▽

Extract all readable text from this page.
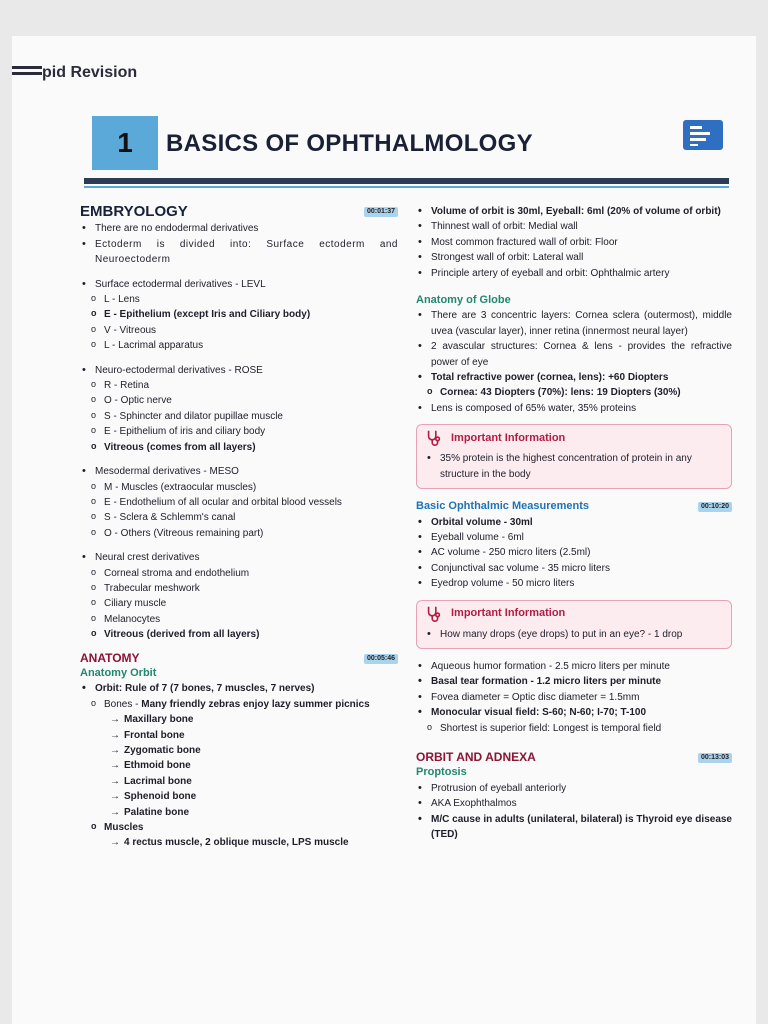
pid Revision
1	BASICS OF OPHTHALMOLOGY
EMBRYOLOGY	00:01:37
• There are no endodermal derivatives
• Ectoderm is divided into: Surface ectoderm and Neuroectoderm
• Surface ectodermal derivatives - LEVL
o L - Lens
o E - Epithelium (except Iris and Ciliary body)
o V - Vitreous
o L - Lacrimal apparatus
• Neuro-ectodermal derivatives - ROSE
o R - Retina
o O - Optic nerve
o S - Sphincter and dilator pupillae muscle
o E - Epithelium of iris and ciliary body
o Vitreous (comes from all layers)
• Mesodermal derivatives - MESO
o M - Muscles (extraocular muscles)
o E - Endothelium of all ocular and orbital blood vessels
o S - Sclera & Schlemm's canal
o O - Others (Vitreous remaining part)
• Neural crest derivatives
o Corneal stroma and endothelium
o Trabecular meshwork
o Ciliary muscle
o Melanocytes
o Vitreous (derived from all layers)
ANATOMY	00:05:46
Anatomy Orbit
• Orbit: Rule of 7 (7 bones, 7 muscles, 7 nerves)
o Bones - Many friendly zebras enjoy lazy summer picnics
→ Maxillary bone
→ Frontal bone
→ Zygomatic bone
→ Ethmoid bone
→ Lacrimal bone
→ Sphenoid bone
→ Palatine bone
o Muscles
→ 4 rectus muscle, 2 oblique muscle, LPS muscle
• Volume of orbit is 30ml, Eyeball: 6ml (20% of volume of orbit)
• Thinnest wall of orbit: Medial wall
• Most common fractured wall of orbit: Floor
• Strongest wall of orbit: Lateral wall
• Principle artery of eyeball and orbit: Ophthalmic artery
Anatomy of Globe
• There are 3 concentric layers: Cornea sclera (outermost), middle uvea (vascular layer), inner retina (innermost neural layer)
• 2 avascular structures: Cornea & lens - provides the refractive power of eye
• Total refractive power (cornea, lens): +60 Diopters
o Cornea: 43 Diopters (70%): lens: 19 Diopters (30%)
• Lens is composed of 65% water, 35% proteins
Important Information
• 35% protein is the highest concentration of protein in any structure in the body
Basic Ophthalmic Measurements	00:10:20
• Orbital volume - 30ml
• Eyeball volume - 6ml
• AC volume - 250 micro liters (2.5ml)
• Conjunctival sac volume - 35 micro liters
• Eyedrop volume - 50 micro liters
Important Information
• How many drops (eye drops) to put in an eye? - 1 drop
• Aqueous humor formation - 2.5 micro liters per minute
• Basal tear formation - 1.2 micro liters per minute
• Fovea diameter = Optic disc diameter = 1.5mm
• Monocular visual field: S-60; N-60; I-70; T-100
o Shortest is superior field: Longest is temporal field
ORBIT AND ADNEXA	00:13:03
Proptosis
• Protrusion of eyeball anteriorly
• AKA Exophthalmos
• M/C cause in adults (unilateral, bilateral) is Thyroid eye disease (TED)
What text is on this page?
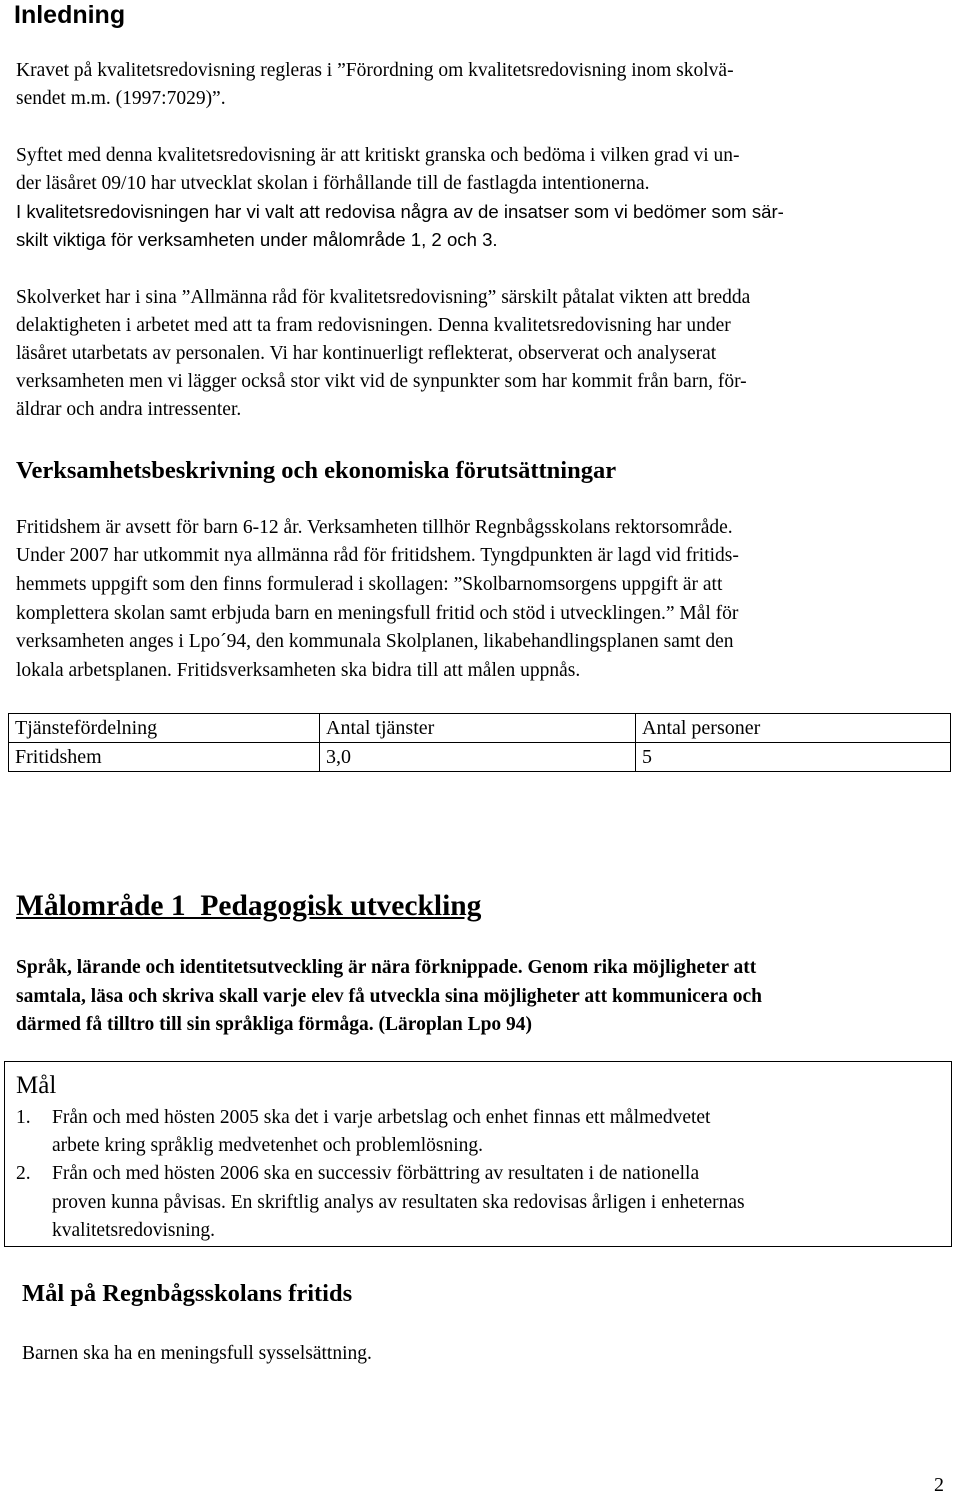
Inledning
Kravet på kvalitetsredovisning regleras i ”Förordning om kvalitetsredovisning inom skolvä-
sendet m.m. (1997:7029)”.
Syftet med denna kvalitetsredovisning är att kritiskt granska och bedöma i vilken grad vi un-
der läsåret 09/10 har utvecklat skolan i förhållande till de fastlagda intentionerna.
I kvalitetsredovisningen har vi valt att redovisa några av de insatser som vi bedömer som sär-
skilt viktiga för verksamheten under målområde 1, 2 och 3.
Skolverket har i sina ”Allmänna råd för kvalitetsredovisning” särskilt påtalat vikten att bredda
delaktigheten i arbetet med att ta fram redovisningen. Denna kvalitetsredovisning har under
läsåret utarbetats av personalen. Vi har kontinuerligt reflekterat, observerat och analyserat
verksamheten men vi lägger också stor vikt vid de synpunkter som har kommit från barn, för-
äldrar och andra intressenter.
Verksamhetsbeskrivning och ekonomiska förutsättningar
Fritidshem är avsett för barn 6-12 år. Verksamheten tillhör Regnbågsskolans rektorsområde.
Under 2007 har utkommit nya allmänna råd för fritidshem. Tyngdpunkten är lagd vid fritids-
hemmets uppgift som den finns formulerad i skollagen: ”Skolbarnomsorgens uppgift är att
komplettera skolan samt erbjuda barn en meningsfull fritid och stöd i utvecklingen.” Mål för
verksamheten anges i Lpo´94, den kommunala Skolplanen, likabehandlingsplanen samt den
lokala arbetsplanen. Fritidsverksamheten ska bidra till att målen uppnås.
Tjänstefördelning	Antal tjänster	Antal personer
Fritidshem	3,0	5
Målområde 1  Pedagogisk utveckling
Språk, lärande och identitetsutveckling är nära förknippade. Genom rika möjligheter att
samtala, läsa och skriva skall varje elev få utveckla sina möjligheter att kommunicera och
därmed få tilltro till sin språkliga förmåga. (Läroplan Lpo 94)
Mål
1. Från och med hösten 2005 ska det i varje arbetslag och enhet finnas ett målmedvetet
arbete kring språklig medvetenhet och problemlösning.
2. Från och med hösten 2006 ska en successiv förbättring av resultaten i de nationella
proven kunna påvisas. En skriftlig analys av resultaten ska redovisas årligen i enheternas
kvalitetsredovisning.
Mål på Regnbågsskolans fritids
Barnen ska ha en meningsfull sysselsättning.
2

△

Work item. When you repeat the listing, keep it exact and leave the pictures behind.

Answer to the exercise.
Extract all readable text from this page.
pid Revision
1	BASICS OF OPHTHALMOLOGY
EMBRYOLOGY	00:01:37
• There are no endodermal derivatives
• Ectoderm is divided into: Surface ectoderm and Neuroectoderm
• Surface ectodermal derivatives - LEVL
o L - Lens
o E - Epithelium (except Iris and Ciliary body)
o V - Vitreous
o L - Lacrimal apparatus
• Neuro-ectodermal derivatives - ROSE
o R - Retina
o O - Optic nerve
o S - Sphincter and dilator pupillae muscle
o E - Epithelium of iris and ciliary body
o Vitreous (comes from all layers)
• Mesodermal derivatives - MESO
o M - Muscles (extraocular muscles)
o E - Endothelium of all ocular and orbital blood vessels
o S - Sclera & Schlemm's canal
o O - Others (Vitreous remaining part)
• Neural crest derivatives
o Corneal stroma and endothelium
o Trabecular meshwork
o Ciliary muscle
o Melanocytes
o Vitreous (derived from all layers)
ANATOMY	00:05:46
Anatomy Orbit
• Orbit: Rule of 7 (7 bones, 7 muscles, 7 nerves)
o Bones - Many friendly zebras enjoy lazy summer picnics
→ Maxillary bone
→ Frontal bone
→ Zygomatic bone
→ Ethmoid bone
→ Lacrimal bone
→ Sphenoid bone
→ Palatine bone
o Muscles
→ 4 rectus muscle, 2 oblique muscle, LPS muscle
• Volume of orbit is 30ml, Eyeball: 6ml (20% of volume of orbit)
• Thinnest wall of orbit: Medial wall
• Most common fractured wall of orbit: Floor
• Strongest wall of orbit: Lateral wall
• Principle artery of eyeball and orbit: Ophthalmic artery
Anatomy of Globe
• There are 3 concentric layers: Cornea sclera (outermost), middle uvea (vascular layer), inner retina (innermost neural layer)
• 2 avascular structures: Cornea & lens - provides the refractive power of eye
• Total refractive power (cornea, lens): +60 Diopters
o Cornea: 43 Diopters (70%): lens: 19 Diopters (30%)
• Lens is composed of 65% water, 35% proteins
Important Information
• 35% protein is the highest concentration of protein in any structure in the body
Basic Ophthalmic Measurements	00:10:20
• Orbital volume - 30ml
• Eyeball volume - 6ml
• AC volume - 250 micro liters (2.5ml)
• Conjunctival sac volume - 35 micro liters
• Eyedrop volume - 50 micro liters
Important Information
• How many drops (eye drops) to put in an eye? - 1 drop
• Aqueous humor formation - 2.5 micro liters per minute
• Basal tear formation - 1.2 micro liters per minute
• Fovea diameter = Optic disc diameter = 1.5mm
• Monocular visual field: S-60; N-60; I-70; T-100
o Shortest is superior field: Longest is temporal field
ORBIT AND ADNEXA	00:13:03
Proptosis
• Protrusion of eyeball anteriorly
• AKA Exophthalmos
• M/C cause in adults (unilateral, bilateral) is Thyroid eye disease (TED)
What text is on this page?
Inledning
Kravet på kvalitetsredovisning regleras i ”Förordning om kvalitetsredovisning inom skolvä-
sendet m.m. (1997:7029)”.
Syftet med denna kvalitetsredovisning är att kritiskt granska och bedöma i vilken grad vi un-
der läsåret 09/10 har utvecklat skolan i förhållande till de fastlagda intentionerna.
I kvalitetsredovisningen har vi valt att redovisa några av de insatser som vi bedömer som sär-
skilt viktiga för verksamheten under målområde 1, 2 och 3.
Skolverket har i sina ”Allmänna råd för kvalitetsredovisning” särskilt påtalat vikten att bredda
delaktigheten i arbetet med att ta fram redovisningen. Denna kvalitetsredovisning har under
läsåret utarbetats av personalen. Vi har kontinuerligt reflekterat, observerat och analyserat
verksamheten men vi lägger också stor vikt vid de synpunkter som har kommit från barn, för-
äldrar och andra intressenter.
Verksamhetsbeskrivning och ekonomiska förutsättningar
Fritidshem är avsett för barn 6-12 år. Verksamheten tillhör Regnbågsskolans rektorsområde.
Under 2007 har utkommit nya allmänna råd för fritidshem. Tyngdpunkten är lagd vid fritids-
hemmets uppgift som den finns formulerad i skollagen: ”Skolbarnomsorgens uppgift är att
komplettera skolan samt erbjuda barn en meningsfull fritid och stöd i utvecklingen.” Mål för
verksamheten anges i Lpo´94, den kommunala Skolplanen, likabehandlingsplanen samt den
lokala arbetsplanen. Fritidsverksamheten ska bidra till att målen uppnås.
Tjänstefördelning	Antal tjänster	Antal personer
Fritidshem	3,0	5
Målområde 1  Pedagogisk utveckling
Språk, lärande och identitetsutveckling är nära förknippade. Genom rika möjligheter att
samtala, läsa och skriva skall varje elev få utveckla sina möjligheter att kommunicera och
därmed få tilltro till sin språkliga förmåga. (Läroplan Lpo 94)
Mål
1. Från och med hösten 2005 ska det i varje arbetslag och enhet finnas ett målmedvetet
arbete kring språklig medvetenhet och problemlösning.
2. Från och med hösten 2006 ska en successiv förbättring av resultaten i de nationella
proven kunna påvisas. En skriftlig analys av resultaten ska redovisas årligen i enheternas
kvalitetsredovisning.
Mål på Regnbågsskolans fritids
Barnen ska ha en meningsfull sysselsättning.
2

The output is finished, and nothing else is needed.